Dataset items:
•••••
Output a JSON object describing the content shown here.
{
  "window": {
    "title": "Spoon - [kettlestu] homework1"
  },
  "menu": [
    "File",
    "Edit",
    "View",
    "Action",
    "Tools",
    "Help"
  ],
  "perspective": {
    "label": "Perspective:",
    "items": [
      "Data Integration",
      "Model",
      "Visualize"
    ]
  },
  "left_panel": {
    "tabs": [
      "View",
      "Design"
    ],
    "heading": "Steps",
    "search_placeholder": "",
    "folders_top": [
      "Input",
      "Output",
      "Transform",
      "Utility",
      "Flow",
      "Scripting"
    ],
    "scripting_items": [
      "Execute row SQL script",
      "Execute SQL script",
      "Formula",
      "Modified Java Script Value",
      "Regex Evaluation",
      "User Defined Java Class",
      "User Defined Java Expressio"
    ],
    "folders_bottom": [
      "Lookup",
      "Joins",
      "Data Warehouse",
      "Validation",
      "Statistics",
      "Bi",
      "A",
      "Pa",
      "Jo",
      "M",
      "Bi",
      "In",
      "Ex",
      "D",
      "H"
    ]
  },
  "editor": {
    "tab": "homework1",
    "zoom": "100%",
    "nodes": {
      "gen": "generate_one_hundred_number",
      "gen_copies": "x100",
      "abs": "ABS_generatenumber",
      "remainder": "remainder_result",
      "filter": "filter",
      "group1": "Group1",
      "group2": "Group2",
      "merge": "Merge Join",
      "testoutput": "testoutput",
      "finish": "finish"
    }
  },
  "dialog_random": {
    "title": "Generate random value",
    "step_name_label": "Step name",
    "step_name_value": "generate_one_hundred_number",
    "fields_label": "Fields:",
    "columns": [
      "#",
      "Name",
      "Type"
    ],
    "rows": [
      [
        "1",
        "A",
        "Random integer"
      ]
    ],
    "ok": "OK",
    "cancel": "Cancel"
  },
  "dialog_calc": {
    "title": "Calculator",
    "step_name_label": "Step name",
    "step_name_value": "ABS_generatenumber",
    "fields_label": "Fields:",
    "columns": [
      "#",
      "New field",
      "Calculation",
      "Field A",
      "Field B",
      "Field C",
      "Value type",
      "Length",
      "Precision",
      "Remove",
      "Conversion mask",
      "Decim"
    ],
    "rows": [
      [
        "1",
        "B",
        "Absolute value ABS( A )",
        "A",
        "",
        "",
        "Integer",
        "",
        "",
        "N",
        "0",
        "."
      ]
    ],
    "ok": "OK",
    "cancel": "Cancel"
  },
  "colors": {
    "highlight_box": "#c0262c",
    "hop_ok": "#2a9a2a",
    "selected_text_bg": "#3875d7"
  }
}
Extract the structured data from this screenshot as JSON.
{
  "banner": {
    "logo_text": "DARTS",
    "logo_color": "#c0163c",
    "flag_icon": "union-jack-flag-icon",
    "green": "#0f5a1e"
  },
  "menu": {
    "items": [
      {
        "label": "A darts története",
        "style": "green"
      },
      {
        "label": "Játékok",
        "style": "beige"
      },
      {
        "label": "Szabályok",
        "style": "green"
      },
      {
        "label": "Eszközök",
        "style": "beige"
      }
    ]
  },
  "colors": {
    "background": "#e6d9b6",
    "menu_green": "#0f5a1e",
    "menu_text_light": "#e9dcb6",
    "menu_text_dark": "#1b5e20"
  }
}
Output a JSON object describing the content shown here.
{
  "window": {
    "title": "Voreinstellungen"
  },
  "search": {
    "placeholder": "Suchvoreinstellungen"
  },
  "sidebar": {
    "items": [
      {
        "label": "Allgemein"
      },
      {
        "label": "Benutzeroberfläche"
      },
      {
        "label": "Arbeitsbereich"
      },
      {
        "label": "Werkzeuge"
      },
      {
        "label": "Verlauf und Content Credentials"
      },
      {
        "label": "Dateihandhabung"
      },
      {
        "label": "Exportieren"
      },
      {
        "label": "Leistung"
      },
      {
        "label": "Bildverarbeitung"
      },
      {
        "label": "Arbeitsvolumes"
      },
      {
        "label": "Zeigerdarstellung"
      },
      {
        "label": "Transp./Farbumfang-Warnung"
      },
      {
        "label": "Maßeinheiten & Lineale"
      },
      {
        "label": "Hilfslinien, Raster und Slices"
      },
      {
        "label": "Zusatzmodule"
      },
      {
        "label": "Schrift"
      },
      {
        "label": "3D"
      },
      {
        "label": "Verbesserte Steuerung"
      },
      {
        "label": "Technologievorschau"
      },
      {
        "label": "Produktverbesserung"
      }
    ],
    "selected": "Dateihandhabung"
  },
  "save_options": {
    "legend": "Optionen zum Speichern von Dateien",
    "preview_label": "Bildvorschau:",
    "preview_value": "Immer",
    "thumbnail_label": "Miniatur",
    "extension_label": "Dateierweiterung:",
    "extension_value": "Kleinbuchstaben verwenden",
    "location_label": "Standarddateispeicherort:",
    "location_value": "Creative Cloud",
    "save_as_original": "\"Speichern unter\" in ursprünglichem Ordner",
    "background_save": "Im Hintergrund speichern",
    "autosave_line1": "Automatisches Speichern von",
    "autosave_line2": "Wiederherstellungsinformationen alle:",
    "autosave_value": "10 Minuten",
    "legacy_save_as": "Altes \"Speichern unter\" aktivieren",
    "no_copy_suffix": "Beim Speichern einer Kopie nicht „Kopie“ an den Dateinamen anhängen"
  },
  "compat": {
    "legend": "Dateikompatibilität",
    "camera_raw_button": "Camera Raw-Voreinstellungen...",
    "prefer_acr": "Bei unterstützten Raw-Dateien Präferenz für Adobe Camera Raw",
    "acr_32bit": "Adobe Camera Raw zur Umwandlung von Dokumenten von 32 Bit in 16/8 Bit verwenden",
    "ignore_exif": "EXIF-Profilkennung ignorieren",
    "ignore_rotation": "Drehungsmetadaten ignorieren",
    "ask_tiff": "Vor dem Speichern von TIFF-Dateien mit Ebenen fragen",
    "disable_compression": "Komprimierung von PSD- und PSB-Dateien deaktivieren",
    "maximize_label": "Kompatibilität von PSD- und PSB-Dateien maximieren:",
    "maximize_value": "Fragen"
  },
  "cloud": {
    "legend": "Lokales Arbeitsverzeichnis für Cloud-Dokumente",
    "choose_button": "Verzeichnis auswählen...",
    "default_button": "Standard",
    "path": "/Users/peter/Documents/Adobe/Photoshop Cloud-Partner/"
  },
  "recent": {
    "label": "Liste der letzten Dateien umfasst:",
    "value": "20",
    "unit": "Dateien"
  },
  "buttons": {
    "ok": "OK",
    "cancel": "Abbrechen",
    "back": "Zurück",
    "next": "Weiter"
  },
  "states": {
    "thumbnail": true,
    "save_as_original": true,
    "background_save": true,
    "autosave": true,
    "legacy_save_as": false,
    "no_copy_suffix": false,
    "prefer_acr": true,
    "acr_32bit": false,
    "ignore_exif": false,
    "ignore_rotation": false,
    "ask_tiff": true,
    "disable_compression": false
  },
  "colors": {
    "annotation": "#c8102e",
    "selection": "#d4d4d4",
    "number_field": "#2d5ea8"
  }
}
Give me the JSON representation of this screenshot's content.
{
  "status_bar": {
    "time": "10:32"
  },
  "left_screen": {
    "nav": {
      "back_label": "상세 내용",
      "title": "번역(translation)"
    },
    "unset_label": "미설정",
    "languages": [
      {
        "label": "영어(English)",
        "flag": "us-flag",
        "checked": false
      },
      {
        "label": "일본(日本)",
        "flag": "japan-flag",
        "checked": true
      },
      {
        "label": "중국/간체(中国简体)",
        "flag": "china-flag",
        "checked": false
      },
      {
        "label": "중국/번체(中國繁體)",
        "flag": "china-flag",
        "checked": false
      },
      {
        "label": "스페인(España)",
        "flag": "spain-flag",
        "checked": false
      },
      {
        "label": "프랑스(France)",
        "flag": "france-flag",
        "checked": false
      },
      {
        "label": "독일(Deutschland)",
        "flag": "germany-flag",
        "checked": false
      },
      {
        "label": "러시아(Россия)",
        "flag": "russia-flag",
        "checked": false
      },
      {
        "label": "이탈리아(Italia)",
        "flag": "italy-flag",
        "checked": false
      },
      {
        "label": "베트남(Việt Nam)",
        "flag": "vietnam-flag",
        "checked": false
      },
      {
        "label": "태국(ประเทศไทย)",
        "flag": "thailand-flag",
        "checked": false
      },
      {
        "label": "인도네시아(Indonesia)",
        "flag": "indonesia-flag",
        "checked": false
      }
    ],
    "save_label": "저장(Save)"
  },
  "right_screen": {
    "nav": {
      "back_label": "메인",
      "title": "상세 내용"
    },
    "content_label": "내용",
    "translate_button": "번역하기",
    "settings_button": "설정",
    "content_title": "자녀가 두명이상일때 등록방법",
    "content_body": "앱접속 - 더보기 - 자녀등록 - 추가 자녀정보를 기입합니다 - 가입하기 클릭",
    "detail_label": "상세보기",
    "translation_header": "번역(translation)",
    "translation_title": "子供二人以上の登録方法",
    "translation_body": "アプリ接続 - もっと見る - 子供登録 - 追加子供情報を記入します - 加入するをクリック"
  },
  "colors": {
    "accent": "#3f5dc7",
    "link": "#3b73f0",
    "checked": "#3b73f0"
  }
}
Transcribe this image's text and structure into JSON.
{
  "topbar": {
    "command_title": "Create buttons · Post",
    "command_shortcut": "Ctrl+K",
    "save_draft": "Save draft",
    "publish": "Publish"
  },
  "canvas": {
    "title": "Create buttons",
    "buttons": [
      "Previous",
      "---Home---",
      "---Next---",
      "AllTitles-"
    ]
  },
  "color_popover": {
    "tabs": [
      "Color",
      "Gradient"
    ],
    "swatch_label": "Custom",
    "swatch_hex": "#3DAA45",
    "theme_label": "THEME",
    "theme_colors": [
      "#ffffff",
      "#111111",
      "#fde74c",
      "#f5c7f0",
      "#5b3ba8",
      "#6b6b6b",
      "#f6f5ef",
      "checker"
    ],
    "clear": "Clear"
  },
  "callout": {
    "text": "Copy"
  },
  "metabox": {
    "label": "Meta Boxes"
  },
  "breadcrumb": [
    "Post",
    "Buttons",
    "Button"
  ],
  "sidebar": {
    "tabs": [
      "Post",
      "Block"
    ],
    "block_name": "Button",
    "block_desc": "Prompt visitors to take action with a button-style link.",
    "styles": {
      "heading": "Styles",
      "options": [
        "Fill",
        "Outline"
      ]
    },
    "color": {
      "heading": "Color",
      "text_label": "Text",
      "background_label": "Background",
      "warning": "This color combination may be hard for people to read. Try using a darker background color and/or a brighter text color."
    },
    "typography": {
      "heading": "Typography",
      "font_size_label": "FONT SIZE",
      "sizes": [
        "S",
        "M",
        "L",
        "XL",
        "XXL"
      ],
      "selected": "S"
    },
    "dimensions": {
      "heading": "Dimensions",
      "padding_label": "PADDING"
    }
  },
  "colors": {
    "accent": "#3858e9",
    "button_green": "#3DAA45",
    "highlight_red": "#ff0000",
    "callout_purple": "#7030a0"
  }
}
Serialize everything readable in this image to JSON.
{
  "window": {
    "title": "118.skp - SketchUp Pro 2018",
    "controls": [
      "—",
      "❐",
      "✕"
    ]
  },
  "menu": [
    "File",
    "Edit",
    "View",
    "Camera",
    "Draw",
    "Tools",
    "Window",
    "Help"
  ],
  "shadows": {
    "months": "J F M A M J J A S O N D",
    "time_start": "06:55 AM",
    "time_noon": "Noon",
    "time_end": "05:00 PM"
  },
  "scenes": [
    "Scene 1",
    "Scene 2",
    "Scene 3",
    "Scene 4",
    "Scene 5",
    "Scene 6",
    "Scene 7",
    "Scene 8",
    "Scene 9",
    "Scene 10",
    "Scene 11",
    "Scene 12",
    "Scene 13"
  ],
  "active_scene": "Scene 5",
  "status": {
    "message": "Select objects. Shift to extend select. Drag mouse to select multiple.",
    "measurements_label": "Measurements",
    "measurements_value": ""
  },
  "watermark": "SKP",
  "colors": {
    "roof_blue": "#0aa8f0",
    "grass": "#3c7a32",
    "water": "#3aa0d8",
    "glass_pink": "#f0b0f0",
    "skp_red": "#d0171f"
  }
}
•••••
- The exercise:
From the listing above, copy all lines holding the word "ignorieren".

- Correct output:
    "ignore_exif": "EXIF-Profilkennung ignorieren",
    "ignore_rotation": "Drehungsmetadaten ignorieren",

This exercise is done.